* [TRECHO DO TEXTO]:
---

Sobrevivente da tragédia de Capitólio – que deixou dez mortos em 8 de janeiro, após uma rocha se desprender do cânion no Sul de Minas e atingir lanchas com turistas –, a fotógrafa Ana Martins da Costa, de 50 anos, ainda lida com as cicatrizes do desastre. Não se trata apenas da marca no pulso direito, que precisou de reconstrução com placa e parafusos após fratura. São cicatrizes emocionais, deixadas pela lembrança de afundar nas águas do lago de Furnas enquanto pensava: “Meu Deus, não me deixa morrer. Tenho dois filhos pequenos”. 

Moradores de BH, Ana, o marido e as crianças sofreram lesões e precisaram lidar com os danos psicológicos causados pela tragédia. Porém, quase um ano após o acidente, a fotógrafa afirma que a gratidão por ter sobrevivido já é maior que o trauma, e é este o sentimento que ela pretende carregar para 2023: “Agradeço a Deus todos os dias, rezo por todo mundo que estava lá. É muita gratidão”.

Sentimento semelhante é descrito pelo engenheiro David Abu-Gharbil, de 31 anos. O mineiro de Coqueiral, no Sul de Minas, morava e trabalhava em Kiev, na Ucrânia, quando o primeiro bombardeio russo atingiu a cidade, em 24 de fevereiro, dando início à guerra. Em 17 dias em fuga rumo à Polônia, ele viu um rastro de destruição e morte e quase foi atingido por bombas até deixar o país, com ajuda da embaixada. 

Apesar da situação traumática, Abu-Gharbil extrai boas lembranças dos dias de conflito. “Fiz amigos que vou levar pra vida e vi muita gente se ajudando. É essa compaixão e companheirismo que quero levar para 2023”, conta.

Lembranças que emocionam

O engenheiro David Abu-Gharbil se emociona ao lembrar das crianças em meio ao caos da guerra na Ucrânia. “Algumas atravessavam (a fronteira com a Polônia) sozinhas, porque os pais tinham morrido”, conta. Também o impactou o pedido de ajuda de um soldado ucraniano de 18 anos: “Ele perguntou se não conseguiríamos passaporte brasileiro para ele sair dali”.

---

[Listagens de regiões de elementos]
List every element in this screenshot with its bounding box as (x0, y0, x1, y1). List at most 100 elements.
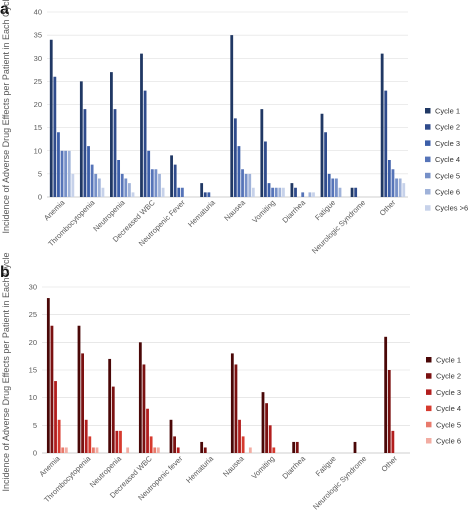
panel-a-bar-neutropenia-cycle-3 (117, 160, 120, 197)
panel-a-bar-decreased-wbc-cycle-2 (144, 91, 147, 197)
panel-a-bar-other-cycle-4 (392, 169, 395, 197)
panel-a-legend-swatch (425, 108, 431, 114)
panel-a-bar-other-cycles-6 (402, 183, 405, 197)
panel-a-bar-vomiting-cycle-3 (268, 183, 271, 197)
panel-a-bar-thrombocytopenia-cycle-3 (87, 146, 90, 197)
panel-a-legend-swatch (425, 157, 431, 163)
panel-a-bar-anemia-cycle-6 (68, 151, 71, 197)
panel-b-bar-neutropenia-cycle-6 (126, 447, 129, 453)
panel-a-x-tick-label: Hematuria (186, 197, 217, 228)
panel-a-bar-vomiting-cycle-2 (264, 142, 267, 198)
panel-a-bar-vomiting-cycle-6 (278, 188, 281, 197)
panel-a-legend-swatch (425, 205, 431, 211)
panel-b-bar-neutropenia-cycle-4 (119, 431, 122, 453)
panel-a-bar-neutropenic-fever-cycle-1 (170, 155, 173, 197)
panel-a-legend-label: Cycle 1 (435, 107, 460, 116)
panel-a-bar-neutropenic-fever-cycle-2 (174, 165, 177, 197)
panel-a-y-tick-label: 25 (34, 77, 42, 86)
panel-a-bar-nausea-cycle-2 (234, 118, 237, 197)
panel-b-legend-swatch (426, 438, 432, 444)
panel-b-bar-nausea-cycle-2 (235, 364, 238, 453)
panel-a-bar-other-cycle-5 (395, 179, 398, 198)
panel-a-bar-anemia-cycle-4 (61, 151, 64, 197)
panel-b-bar-other-cycle-3 (391, 431, 394, 453)
panel-b-bar-nausea-cycle-1 (231, 353, 234, 453)
panel-a-y-tick-label: 10 (34, 146, 42, 155)
panel-b-bar-decreased-wbc-cycle-2 (143, 364, 146, 453)
panel-a-bar-anemia-cycle-1 (50, 40, 53, 197)
panel-b-bar-neutropenia-cycle-2 (112, 387, 115, 453)
panel-b-legend-swatch (426, 389, 432, 395)
panel-a-y-tick-label: 15 (34, 123, 42, 132)
panel-b-bar-thrombocytopenia-cycle-2 (81, 353, 84, 453)
panel-a-bar-diarrhea-cycles-6 (312, 192, 315, 197)
panel-b-bar-thrombocytopenia-cycle-5 (92, 447, 95, 453)
panel-a-bar-fatigue-cycle-4 (331, 179, 334, 198)
panel-a-bar-other-cycle-2 (384, 91, 387, 197)
panel-b-bar-thrombocytopenia-cycle-6 (96, 447, 99, 453)
panel-a-legend-swatch (425, 124, 431, 130)
panel-b-bar-anemia-cycle-4 (58, 420, 61, 453)
panel-a-bar-thrombocytopenia-cycle-2 (84, 109, 87, 197)
panel-a-x-tick-label: Anemia (42, 197, 67, 222)
panel-b-legend-swatch (426, 406, 432, 412)
panel-a-bar-nausea-cycle-3 (238, 146, 241, 197)
panel-a-bar-neutropenia-cycle-5 (124, 179, 127, 198)
panel-a-bar-vomiting-cycle-5 (275, 188, 278, 197)
panel-a-bar-vomiting-cycle-1 (260, 109, 263, 197)
panel-a-bar-other-cycle-1 (381, 54, 384, 197)
panel-b-legend-label: Cycle 4 (436, 404, 461, 413)
panel-b-y-tick-label: 0 (33, 449, 37, 458)
panel-b-legend-label: Cycle 1 (436, 356, 461, 365)
panel-a-y-tick-label: 5 (38, 169, 42, 178)
panel-a-x-tick-label: Fatigue (313, 198, 337, 222)
panel-a-bar-fatigue-cycle-1 (321, 114, 324, 197)
panel-b-bar-decreased-wbc-cycle-4 (150, 436, 153, 453)
panel-b-legend-label: Cycle 2 (436, 372, 461, 381)
panel-a-bar-thrombocytopenia-cycle-4 (91, 165, 94, 197)
panel-a-y-tick-label: 30 (34, 54, 42, 63)
panel-a-legend-label: Cycle 5 (435, 171, 460, 180)
panel-b-bar-thrombocytopenia-cycle-4 (88, 436, 91, 453)
panel-b-bar-vomiting-cycle-3 (269, 425, 272, 453)
panel-a-bar-nausea-cycle-4 (241, 169, 244, 197)
panel-a-ylabel: Incidence of Adverse Drug Effects per Pa… (1, 0, 11, 233)
panel-b-bar-neurologic-syndrome-cycle-1 (354, 442, 357, 453)
panel-a-bar-fatigue-cycle-3 (328, 174, 331, 197)
panel-a-bar-decreased-wbc-cycle-1 (140, 54, 143, 197)
panel-b-x-tick-label: Anemia (37, 453, 62, 478)
panel-b-ylabel: Incidence of Adverse Drug Effects per Pa… (1, 253, 11, 492)
panel-a-x-tick-label: Other (378, 198, 398, 218)
panel-a-bar-fatigue-cycle-6 (339, 188, 342, 197)
panel-a-bar-neutropenic-fever-cycle-4 (181, 188, 184, 197)
panel-a-bar-neutropenia-cycle-4 (121, 174, 124, 197)
panel-a-bar-anemia-cycles-6 (71, 174, 74, 197)
panel-b-bar-neutropenic-fever-cycle-2 (173, 436, 176, 453)
panel-b-bar-vomiting-cycle-2 (265, 403, 268, 453)
panel-a-bar-neutropenia-cycles-6 (132, 192, 135, 197)
panel-b-bar-thrombocytopenia-cycle-1 (78, 326, 81, 453)
panel-a-bar-nausea-cycle-1 (230, 35, 233, 197)
panel-b-legend-swatch (426, 357, 432, 363)
panel-a-bar-nausea-cycles-6 (252, 188, 255, 197)
panel-b-bar-neutropenic-fever-cycle-3 (177, 447, 180, 453)
panel-b-bar-vomiting-cycle-1 (262, 392, 265, 453)
panel-a-bar-neutropenia-cycle-6 (128, 183, 131, 197)
panel-a-bar-diarrhea-cycle-6 (309, 192, 312, 197)
panel-a-bar-decreased-wbc-cycles-6 (162, 188, 165, 197)
panel-b-legend-label: Cycle 3 (436, 388, 461, 397)
panel-a-bar-hematuria-cycle-1 (200, 183, 203, 197)
panel-a-legend-swatch (425, 140, 431, 146)
panel-b-bar-decreased-wbc-cycle-1 (139, 342, 142, 453)
panel-b-bar-nausea-cycle-3 (238, 420, 241, 453)
panel-b-x-tick-label: Diarrhea (280, 453, 307, 480)
panel-b-y-tick-label: 30 (29, 283, 37, 292)
panel-a-legend-label: Cycles >6 (435, 204, 468, 213)
panel-b-legend-swatch (426, 373, 432, 379)
panel-a-bar-other-cycle-3 (388, 160, 391, 197)
panel-a-bar-decreased-wbc-cycle-5 (154, 169, 157, 197)
panel-b-y-tick-label: 5 (33, 421, 37, 430)
panel-a-bar-fatigue-cycle-5 (335, 179, 338, 198)
panel-a-chart: 0510152025303540AnemiaThrombocytopeniaNe… (34, 8, 468, 256)
panel-a-bar-diarrhea-cycle-2 (294, 188, 297, 197)
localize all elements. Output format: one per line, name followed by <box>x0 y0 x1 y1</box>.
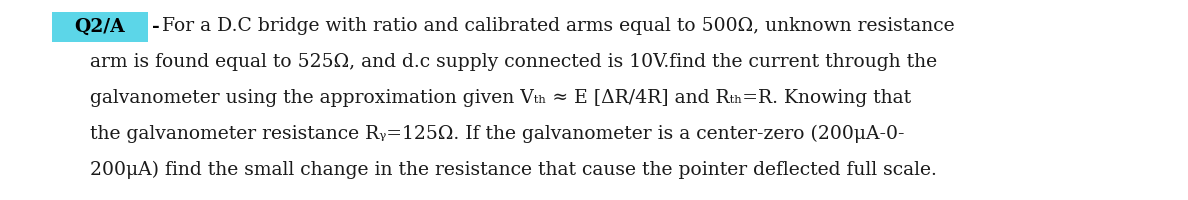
Text: For a D.C bridge with ratio and calibrated arms equal to 500Ω, unknown resistanc: For a D.C bridge with ratio and calibrat… <box>162 17 955 35</box>
Text: -: - <box>152 18 159 36</box>
Text: galvanometer using the approximation given Vₜₕ ≈ E [ΔR/4R] and Rₜₕ=R. Knowing th: galvanometer using the approximation giv… <box>90 89 911 107</box>
Text: Q2/A: Q2/A <box>75 18 125 36</box>
Text: the galvanometer resistance Rᵧ=125Ω. If the galvanometer is a center-zero (200μA: the galvanometer resistance Rᵧ=125Ω. If … <box>90 125 904 143</box>
Text: arm is found equal to 525Ω, and d.c supply connected is 10V.find the current thr: arm is found equal to 525Ω, and d.c supp… <box>90 53 937 71</box>
Bar <box>52 12 148 42</box>
Text: 200μA) find the small change in the resistance that cause the pointer deflected : 200μA) find the small change in the resi… <box>90 161 937 179</box>
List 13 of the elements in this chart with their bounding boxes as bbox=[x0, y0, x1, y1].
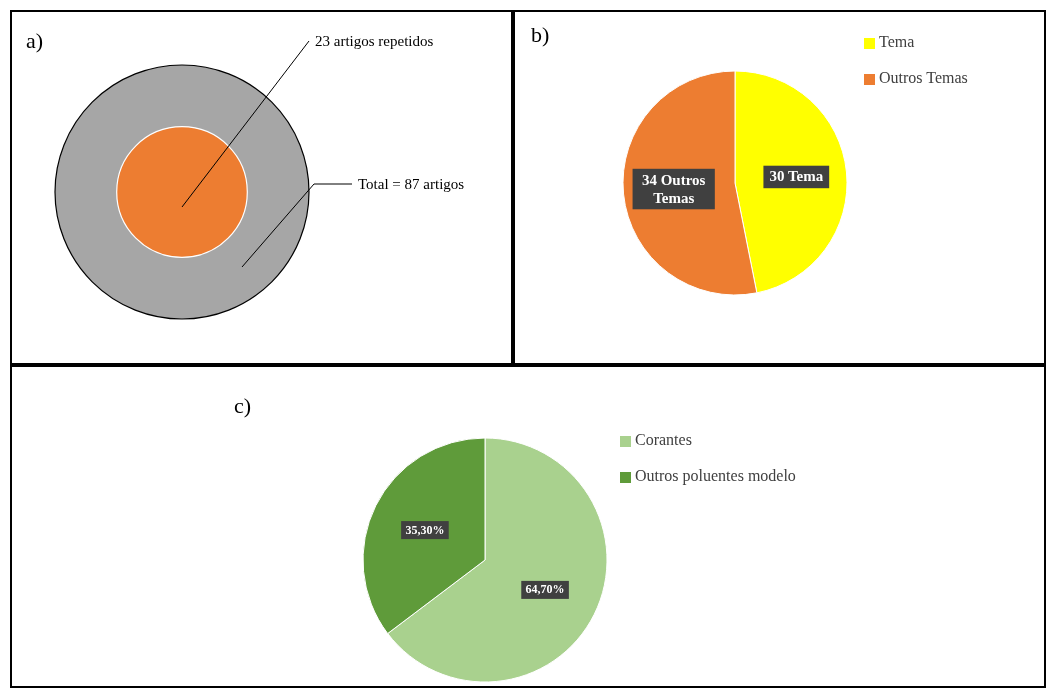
text: a) bbox=[26, 28, 44, 53]
chart-title: c) bbox=[234, 393, 252, 419]
data-label: 34 Outros Temas bbox=[641, 171, 706, 206]
data-label: Total = 87 artigos bbox=[358, 176, 465, 192]
chart-title: b) bbox=[531, 22, 550, 48]
data-label: 64,70% bbox=[525, 582, 565, 597]
data-label: 23 artigos repetidos bbox=[315, 33, 434, 49]
legend-label: Outros poluentes modelo bbox=[635, 467, 796, 484]
legend-label: Tema bbox=[879, 33, 915, 50]
data-label: 30 Tema bbox=[769, 168, 824, 185]
data-label: 35,30% bbox=[405, 522, 445, 537]
legend-label: Corantes bbox=[635, 431, 692, 448]
legend-label: Outros Temas bbox=[879, 69, 968, 86]
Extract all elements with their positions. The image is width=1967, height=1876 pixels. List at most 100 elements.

---

* [AÇÕES NECESSÁRIAS]:
1) Segundo a reportagem sobre sobreviventes, quantos dias David Abu-Gharbil passou em fuga rumo à Polônia?
2) Por favor, traduza para o inglês esta frase da reportagem sobre sobreviventes: "Sentimento semelhante é descrito pelo engenheiro David Abu-Gharbil, de 31 anos."
3) Dê sequência à reportagem sobre sobreviventes a partir do ponto em que ela termina.

* [PROBLEMAS RESOLVIDOS]:
1) Ele passou 17 dias em fuga rumo à Polônia.

2) A similar feeling is described by engineer David Abu-Gharbil, 31.

3)
Sobreviventes de Capitólio ainda enfrentam traumas

Quase um ano após a tragédia de Capitólio, o jornalista Alexandre Campello, de 54 anos, marido de Ana Costa, não superou totalmente o trauma que a família vivenciou no desastre. Para ele, presenciar o desespero dos filhos, de 9 e 11 anos, foi o mais difícil. “O que mais me impactou foi ver os dois machucados esperando socorro. Foi um sofrimento muito grande. Você fica numa condição de incapacidade, impotência”, relata. 

Foi preciso acompanhamento psicológico para que a família conseguisse conviver com as memórias daquele dia chuvoso, porque eles tinham pesadelo e não conseguiam dormir, como contou Ana. “Mesmo assim, a gente ainda fica assustado quando ouve barulho de chuva ou vê muita água”, detalhou a fotógrafa.

Alexandre disse que, apesar de já ter superado grande parte da dor, ainda sofre. “Se você me perguntar se eu voltaria ao local, eu diria que não”, admite.

Gratidão gera solidariedade

A gratidão por ter escapado com vida da tragédia de Capitólio aflorou em Ana Costa o desejo de ajudar outro sobrevivente. O proprietário da lancha em que ela estava perdeu a embarcação, avaliada em R$ 400 mil. Ao saber do prejuízo, a fotógrafa criou uma vaquinha virtual e arrecadou R$ 22 mil em prol do profissional.